■ WHAT THIS TASK INVOLVES
Rewrite these records with every "elements" swapped for "items" and nothing else altered, leaving out the pictures.
▼
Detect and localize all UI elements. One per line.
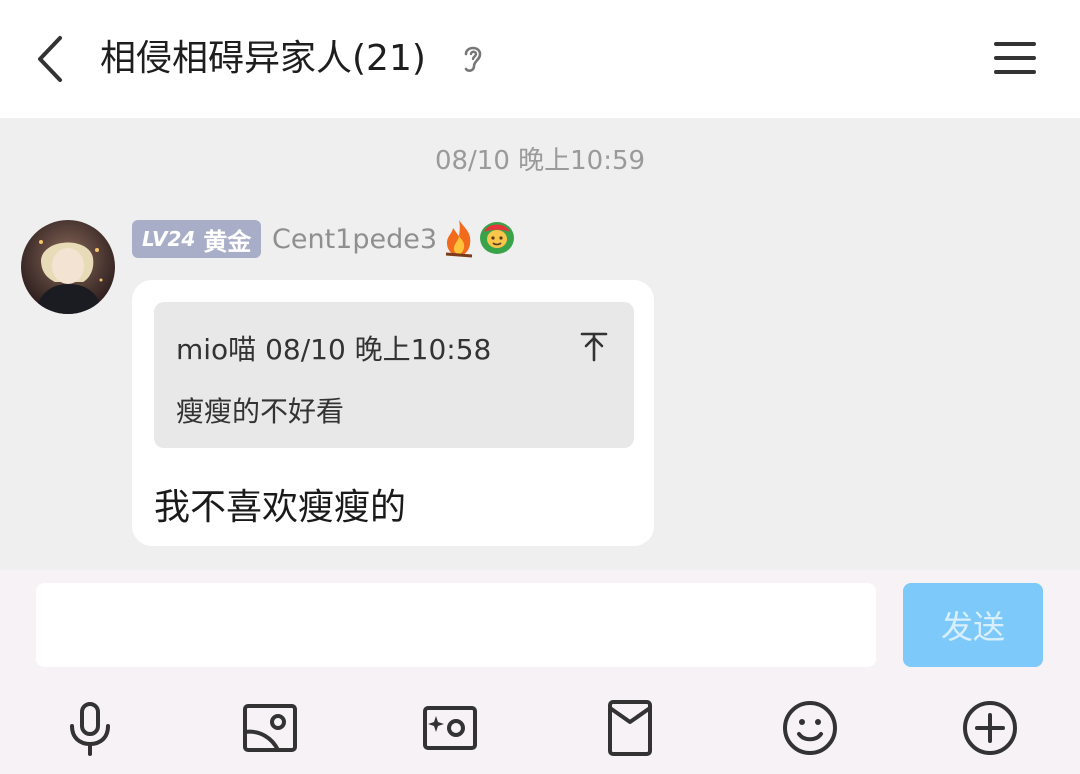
group-title: 相侵相碍异家人(21) [100,38,426,79]
emoji-icon[interactable] [780,698,840,758]
microphone-icon[interactable] [60,698,120,758]
back-button[interactable] [28,30,76,88]
chat-header: 相侵相碍异家人(21) [0,0,1080,118]
plus-icon[interactable] [960,698,1020,758]
menu-button[interactable] [992,38,1038,78]
composer-bar: 发送 [0,570,1080,774]
level-text: LV24 [142,227,196,251]
chat-area[interactable]: 08/10 晚上10:59 LV24 黄金 Cent1pede3 mio喵 08… [0,118,1080,570]
camera-icon[interactable] [420,698,480,758]
level-badge: LV24 黄金 [132,220,262,258]
quote-author-time: mio喵 08/10 晚上10:58 [176,333,492,366]
ear-icon [458,42,488,76]
avatar[interactable] [21,220,115,314]
jump-to-original-icon[interactable] [578,330,610,362]
red-packet-icon[interactable] [600,698,660,758]
hamburger-menu-icon [994,42,1036,74]
message-timestamp: 08/10 晚上10:59 [434,146,646,176]
rank-text: 黄金 [203,227,252,256]
quote-text: 瘦瘦的不好看 [176,395,345,428]
message-input[interactable] [36,583,876,667]
back-arrow-icon [38,36,62,82]
sick-face-emoji-icon [478,220,516,256]
quoted-message[interactable]: mio喵 08/10 晚上10:58 瘦瘦的不好看 [154,302,634,448]
message-bubble[interactable]: mio喵 08/10 晚上10:58 瘦瘦的不好看 我不喜欢瘦瘦的 [132,280,654,546]
send-button[interactable]: 发送 [903,583,1043,667]
message-text: 我不喜欢瘦瘦的 [154,487,407,528]
fire-emoji-icon [440,218,478,258]
sender-name[interactable]: Cent1pede3 [272,222,437,258]
image-icon[interactable] [240,698,300,758]
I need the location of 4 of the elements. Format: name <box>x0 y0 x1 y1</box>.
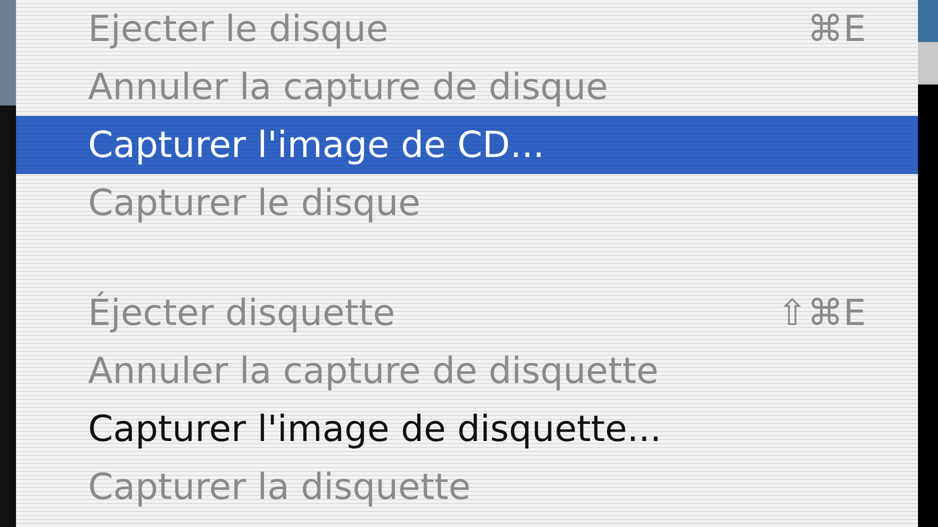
menu-item[interactable]: Capturer l'image de disquette... <box>16 400 918 458</box>
shortcut-label: ⌘E <box>807 8 866 50</box>
menu-item[interactable]: Capturer l'image de CD... <box>16 116 918 174</box>
shortcut-label: ⇧⌘E <box>777 292 866 334</box>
▲
■ SOLUTION
Detect and localize all UI items. One per line.
group-title: 相侵相碍异家人(21) [100,38,426,79]
emoji-icon[interactable] [780,698,840,758]
microphone-icon[interactable] [60,698,120,758]
back-button[interactable] [28,30,76,88]
chat-header: 相侵相碍异家人(21) [0,0,1080,118]
plus-icon[interactable] [960,698,1020,758]
menu-button[interactable] [992,38,1038,78]
composer-bar: 发送 [0,570,1080,774]
level-text: LV24 [142,227,196,251]
chat-area[interactable]: 08/10 晚上10:59 LV24 黄金 Cent1pede3 mio喵 08… [0,118,1080,570]
camera-icon[interactable] [420,698,480,758]
level-badge: LV24 黄金 [132,220,262,258]
quote-author-time: mio喵 08/10 晚上10:58 [176,333,492,366]
ear-icon [458,42,488,76]
avatar[interactable] [21,220,115,314]
jump-to-original-icon[interactable] [578,330,610,362]
red-packet-icon[interactable] [600,698,660,758]
hamburger-menu-icon [994,42,1036,74]
message-timestamp: 08/10 晚上10:59 [434,146,646,176]
rank-text: 黄金 [203,227,252,256]
quote-text: 瘦瘦的不好看 [176,395,345,428]
message-input[interactable] [36,583,876,667]
back-arrow-icon [38,36,62,82]
sick-face-emoji-icon [478,220,516,256]
quoted-message[interactable]: mio喵 08/10 晚上10:58 瘦瘦的不好看 [154,302,634,448]
message-bubble[interactable]: mio喵 08/10 晚上10:58 瘦瘦的不好看 我不喜欢瘦瘦的 [132,280,654,546]
send-button[interactable]: 发送 [903,583,1043,667]
message-text: 我不喜欢瘦瘦的 [154,487,407,528]
fire-emoji-icon [440,218,478,258]
sender-name[interactable]: Cent1pede3 [272,222,437,258]
image-icon[interactable] [240,698,300,758]
I need the location of 4 of the items. Format: name <box>x0 y0 x1 y1</box>.
menu-item[interactable]: Capturer l'image de disquette... <box>16 400 918 458</box>
shortcut-label: ⌘E <box>807 8 866 50</box>
menu-item[interactable]: Capturer l'image de CD... <box>16 116 918 174</box>
shortcut-label: ⇧⌘E <box>777 292 866 334</box>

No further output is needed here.